Determine the number of lines in the listing below where the string "keep" occurs; answer with the number alone.

--- START MATERIAL FOR THIS TASK ---

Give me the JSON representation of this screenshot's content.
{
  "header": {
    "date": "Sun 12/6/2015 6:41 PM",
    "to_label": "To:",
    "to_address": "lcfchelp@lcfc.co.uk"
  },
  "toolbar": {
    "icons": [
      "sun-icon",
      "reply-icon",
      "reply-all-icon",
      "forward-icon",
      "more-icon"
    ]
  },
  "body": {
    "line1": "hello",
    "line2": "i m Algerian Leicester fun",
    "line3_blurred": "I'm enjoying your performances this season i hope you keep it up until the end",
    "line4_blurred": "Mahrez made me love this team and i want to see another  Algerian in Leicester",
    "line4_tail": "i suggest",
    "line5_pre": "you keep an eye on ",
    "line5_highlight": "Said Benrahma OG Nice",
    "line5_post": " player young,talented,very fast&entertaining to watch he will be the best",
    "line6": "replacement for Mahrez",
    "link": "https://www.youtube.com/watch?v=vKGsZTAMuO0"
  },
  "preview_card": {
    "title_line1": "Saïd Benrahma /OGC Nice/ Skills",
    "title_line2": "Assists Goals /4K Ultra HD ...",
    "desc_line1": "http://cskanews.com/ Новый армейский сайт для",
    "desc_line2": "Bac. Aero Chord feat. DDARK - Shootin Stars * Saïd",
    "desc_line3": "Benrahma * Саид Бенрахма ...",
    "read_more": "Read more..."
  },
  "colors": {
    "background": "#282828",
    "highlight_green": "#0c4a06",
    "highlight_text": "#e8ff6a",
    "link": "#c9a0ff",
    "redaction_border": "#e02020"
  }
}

--- END MATERIAL FOR THIS TASK ---

### RESULT FOR THIS EXERCISE
2